• **Goal**
Copy the records below exactly as they are written.

┏━━

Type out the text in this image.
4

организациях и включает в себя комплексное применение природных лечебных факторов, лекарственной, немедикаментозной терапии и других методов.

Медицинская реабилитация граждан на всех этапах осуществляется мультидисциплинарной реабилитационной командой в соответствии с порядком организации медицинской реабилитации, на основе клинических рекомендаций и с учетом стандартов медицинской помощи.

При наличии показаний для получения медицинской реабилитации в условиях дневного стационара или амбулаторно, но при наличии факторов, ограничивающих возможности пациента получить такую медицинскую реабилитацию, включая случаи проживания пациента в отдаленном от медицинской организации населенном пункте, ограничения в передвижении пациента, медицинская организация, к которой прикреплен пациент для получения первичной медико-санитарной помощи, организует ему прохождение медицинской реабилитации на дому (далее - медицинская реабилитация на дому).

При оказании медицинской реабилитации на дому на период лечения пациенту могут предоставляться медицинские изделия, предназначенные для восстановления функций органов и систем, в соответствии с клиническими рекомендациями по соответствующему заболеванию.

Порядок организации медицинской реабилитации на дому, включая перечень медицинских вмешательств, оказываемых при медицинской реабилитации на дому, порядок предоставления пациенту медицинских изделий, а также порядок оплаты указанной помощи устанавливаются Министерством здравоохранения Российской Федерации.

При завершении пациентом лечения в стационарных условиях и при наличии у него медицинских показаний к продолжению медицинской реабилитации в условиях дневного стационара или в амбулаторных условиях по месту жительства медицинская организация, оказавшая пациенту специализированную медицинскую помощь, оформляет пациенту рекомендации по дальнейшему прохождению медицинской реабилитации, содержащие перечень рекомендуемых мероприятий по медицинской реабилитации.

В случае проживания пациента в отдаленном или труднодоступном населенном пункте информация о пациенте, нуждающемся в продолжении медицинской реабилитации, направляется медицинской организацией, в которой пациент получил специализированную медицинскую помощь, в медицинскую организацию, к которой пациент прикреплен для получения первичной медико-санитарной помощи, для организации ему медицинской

┗━━

• **Expected answer**
Type out the text in this image.
4

организациях и включает в себя комплексное применение природных лечебных факторов, лекарственной, немедикаментозной терапии и других методов.

Медицинская реабилитация граждан на всех этапах осуществляется мультидисциплинарной реабилитационной командой в соответствии с порядком организации медицинской реабилитации, на основе клинических рекомендаций и с учетом стандартов медицинской помощи.

При наличии показаний для получения медицинской реабилитации в условиях дневного стационара или амбулаторно, но при наличии факторов, ограничивающих возможности пациента получить такую медицинскую реабилитацию, включая случаи проживания пациента в отдаленном от медицинской организации населенном пункте, ограничения в передвижении пациента, медицинская организация, к которой прикреплен пациент для получения первичной медико-санитарной помощи, организует ему прохождение медицинской реабилитации на дому (далее - медицинская реабилитация на дому).

При оказании медицинской реабилитации на дому на период лечения пациенту могут предоставляться медицинские изделия, предназначенные для восстановления функций органов и систем, в соответствии с клиническими рекомендациями по соответствующему заболеванию.

Порядок организации медицинской реабилитации на дому, включая перечень медицинских вмешательств, оказываемых при медицинской реабилитации на дому, порядок предоставления пациенту медицинских изделий, а также порядок оплаты указанной помощи устанавливаются Министерством здравоохранения Российской Федерации.

При завершении пациентом лечения в стационарных условиях и при наличии у него медицинских показаний к продолжению медицинской реабилитации в условиях дневного стационара или в амбулаторных условиях по месту жительства медицинская организация, оказавшая пациенту специализированную медицинскую помощь, оформляет пациенту рекомендации по дальнейшему прохождению медицинской реабилитации, содержащие перечень рекомендуемых мероприятий по медицинской реабилитации.

В случае проживания пациента в отдаленном или труднодоступном населенном пункте информация о пациенте, нуждающемся в продолжении медицинской реабилитации, направляется медицинской организацией, в которой пациент получил специализированную медицинскую помощь, в медицинскую организацию, к которой пациент прикреплен для получения первичной медико-санитарной помощи, для организации ему медицинской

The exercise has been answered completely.